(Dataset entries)
* * * * * * * * *

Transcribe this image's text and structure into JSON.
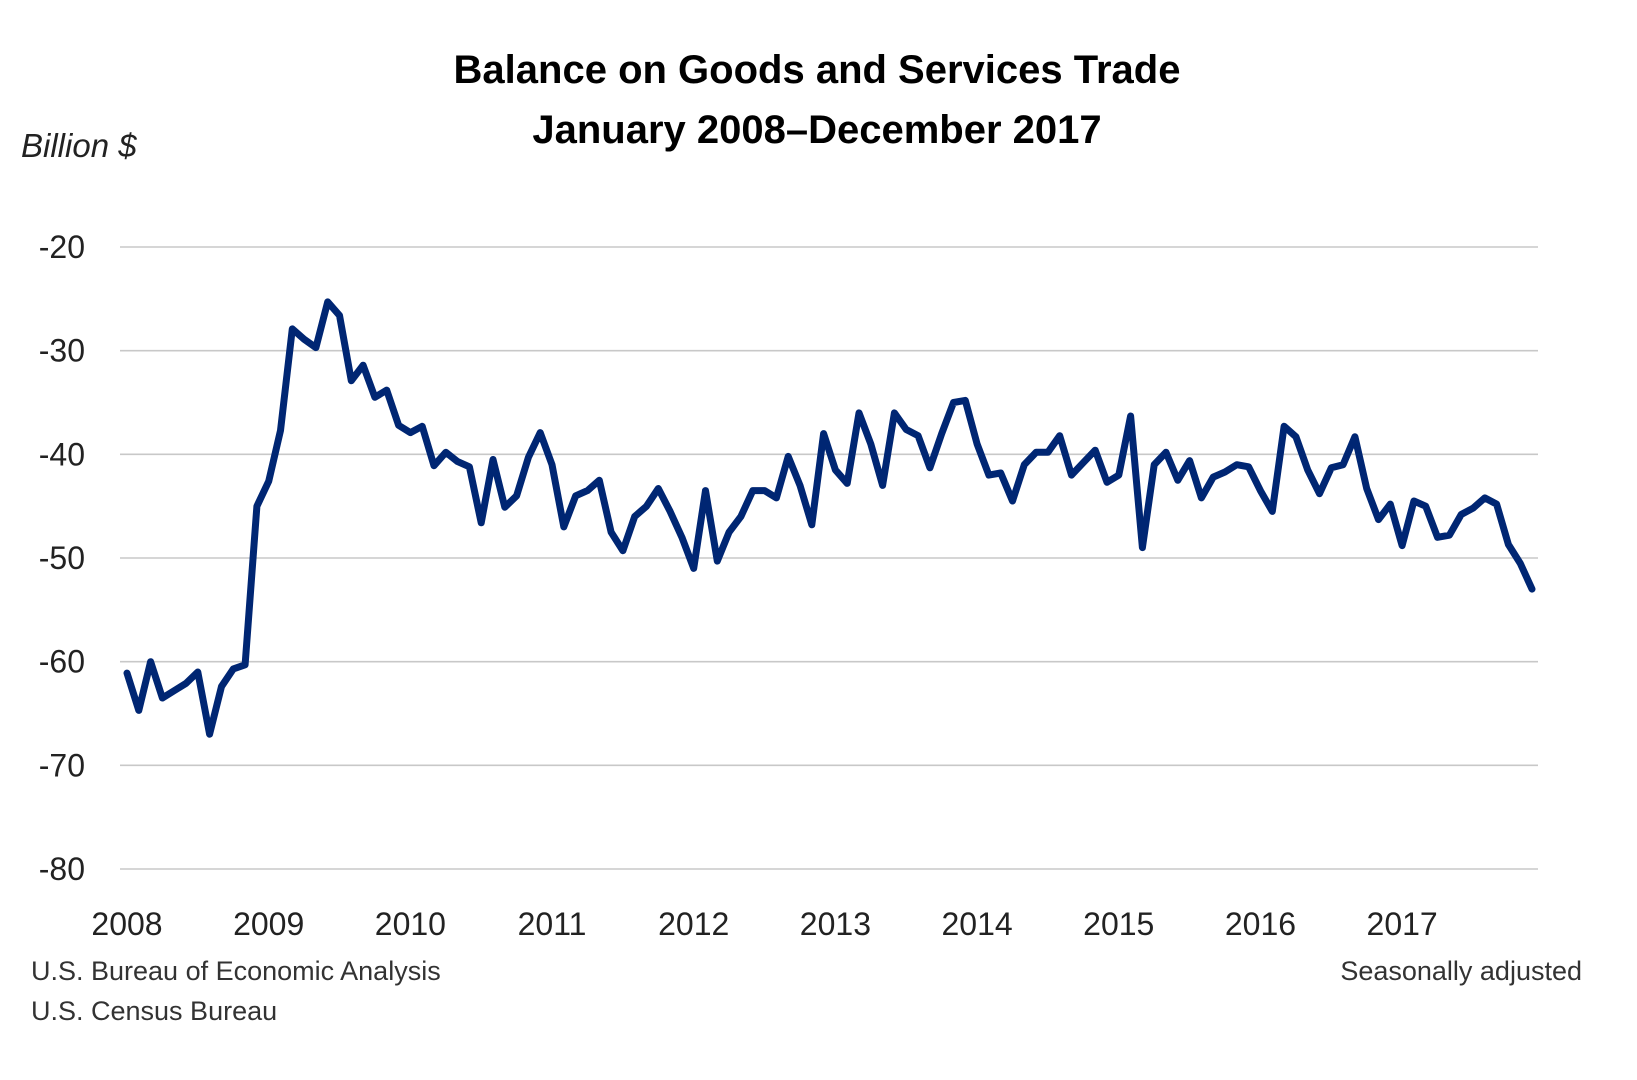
{
  "chart_data": {
    "type": "line",
    "title": "Balance on Goods and Services Trade",
    "subtitle": "January 2008–December 2017",
    "ylabel": "Billion $",
    "xlabel": "",
    "ylim": [
      -80,
      -20
    ],
    "yticks": [
      "-20",
      "-30",
      "-40",
      "-50",
      "-60",
      "-70",
      "-80"
    ],
    "ytick_values": [
      -20,
      -30,
      -40,
      -50,
      -60,
      -70,
      -80
    ],
    "xticks": [
      "2008",
      "2009",
      "2010",
      "2011",
      "2012",
      "2013",
      "2014",
      "2015",
      "2016",
      "2017"
    ],
    "x_start": "2008-01",
    "x_frequency": "monthly",
    "grid": "horizontal",
    "color": "#002673",
    "series": [
      {
        "values": [
          -61.1,
          -64.7,
          -60.0,
          -63.5,
          -62.8,
          -62.1,
          -61.0,
          -67.0,
          -62.4,
          -60.7,
          -60.3,
          -45.0,
          -42.6,
          -37.7,
          -27.9,
          -28.9,
          -29.7,
          -25.3,
          -26.6,
          -32.9,
          -31.4,
          -34.5,
          -33.8,
          -37.2,
          -37.9,
          -37.3,
          -41.1,
          -39.8,
          -40.7,
          -41.2,
          -46.6,
          -40.5,
          -45.1,
          -44.0,
          -40.3,
          -37.9,
          -41.0,
          -47.0,
          -44.0,
          -43.5,
          -42.5,
          -47.5,
          -49.3,
          -46.0,
          -45.0,
          -43.3,
          -45.5,
          -48.0,
          -51.0,
          -43.5,
          -50.3,
          -47.5,
          -46.0,
          -43.5,
          -43.5,
          -44.2,
          -40.2,
          -43.0,
          -46.8,
          -38.0,
          -41.5,
          -42.8,
          -36.0,
          -39.0,
          -43.0,
          -36.0,
          -37.6,
          -38.2,
          -41.3,
          -38.0,
          -35.0,
          -34.8,
          -39.0,
          -42.0,
          -41.8,
          -44.5,
          -41.0,
          -39.8,
          -39.8,
          -38.2,
          -42.0,
          -40.8,
          -39.6,
          -42.7,
          -42.0,
          -36.3,
          -49.0,
          -41.0,
          -39.8,
          -42.5,
          -40.6,
          -44.2,
          -42.2,
          -41.7,
          -41.0,
          -41.2,
          -43.5,
          -45.5,
          -37.3,
          -38.3,
          -41.5,
          -43.8,
          -41.3,
          -41.0,
          -38.3,
          -43.3,
          -46.3,
          -44.8,
          -48.8,
          -44.5,
          -45.0,
          -48.0,
          -47.8,
          -45.8,
          -45.2,
          -44.2,
          -44.8,
          -48.7,
          -50.5,
          -53.0
        ]
      }
    ]
  },
  "footer": {
    "source_1": "U.S. Bureau of Economic Analysis",
    "source_2": "U.S. Census Bureau",
    "note": "Seasonally adjusted"
  }
}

* * * * * * * * *

▶ **Task statement**
Copy the entries exactly. Leave out the images.

▶ **Solution to this task**
Transcribe this image's text and structure into JSON.
{
  "chart_data": {
    "type": "line",
    "title": "Balance on Goods and Services Trade",
    "subtitle": "January 2008–December 2017",
    "ylabel": "Billion $",
    "xlabel": "",
    "ylim": [
      -80,
      -20
    ],
    "yticks": [
      "-20",
      "-30",
      "-40",
      "-50",
      "-60",
      "-70",
      "-80"
    ],
    "ytick_values": [
      -20,
      -30,
      -40,
      -50,
      -60,
      -70,
      -80
    ],
    "xticks": [
      "2008",
      "2009",
      "2010",
      "2011",
      "2012",
      "2013",
      "2014",
      "2015",
      "2016",
      "2017"
    ],
    "x_start": "2008-01",
    "x_frequency": "monthly",
    "grid": "horizontal",
    "color": "#002673",
    "series": [
      {
        "values": [
          -61.1,
          -64.7,
          -60.0,
          -63.5,
          -62.8,
          -62.1,
          -61.0,
          -67.0,
          -62.4,
          -60.7,
          -60.3,
          -45.0,
          -42.6,
          -37.7,
          -27.9,
          -28.9,
          -29.7,
          -25.3,
          -26.6,
          -32.9,
          -31.4,
          -34.5,
          -33.8,
          -37.2,
          -37.9,
          -37.3,
          -41.1,
          -39.8,
          -40.7,
          -41.2,
          -46.6,
          -40.5,
          -45.1,
          -44.0,
          -40.3,
          -37.9,
          -41.0,
          -47.0,
          -44.0,
          -43.5,
          -42.5,
          -47.5,
          -49.3,
          -46.0,
          -45.0,
          -43.3,
          -45.5,
          -48.0,
          -51.0,
          -43.5,
          -50.3,
          -47.5,
          -46.0,
          -43.5,
          -43.5,
          -44.2,
          -40.2,
          -43.0,
          -46.8,
          -38.0,
          -41.5,
          -42.8,
          -36.0,
          -39.0,
          -43.0,
          -36.0,
          -37.6,
          -38.2,
          -41.3,
          -38.0,
          -35.0,
          -34.8,
          -39.0,
          -42.0,
          -41.8,
          -44.5,
          -41.0,
          -39.8,
          -39.8,
          -38.2,
          -42.0,
          -40.8,
          -39.6,
          -42.7,
          -42.0,
          -36.3,
          -49.0,
          -41.0,
          -39.8,
          -42.5,
          -40.6,
          -44.2,
          -42.2,
          -41.7,
          -41.0,
          -41.2,
          -43.5,
          -45.5,
          -37.3,
          -38.3,
          -41.5,
          -43.8,
          -41.3,
          -41.0,
          -38.3,
          -43.3,
          -46.3,
          -44.8,
          -48.8,
          -44.5,
          -45.0,
          -48.0,
          -47.8,
          -45.8,
          -45.2,
          -44.2,
          -44.8,
          -48.7,
          -50.5,
          -53.0
        ]
      }
    ]
  },
  "footer": {
    "source_1": "U.S. Bureau of Economic Analysis",
    "source_2": "U.S. Census Bureau",
    "note": "Seasonally adjusted"
  }
}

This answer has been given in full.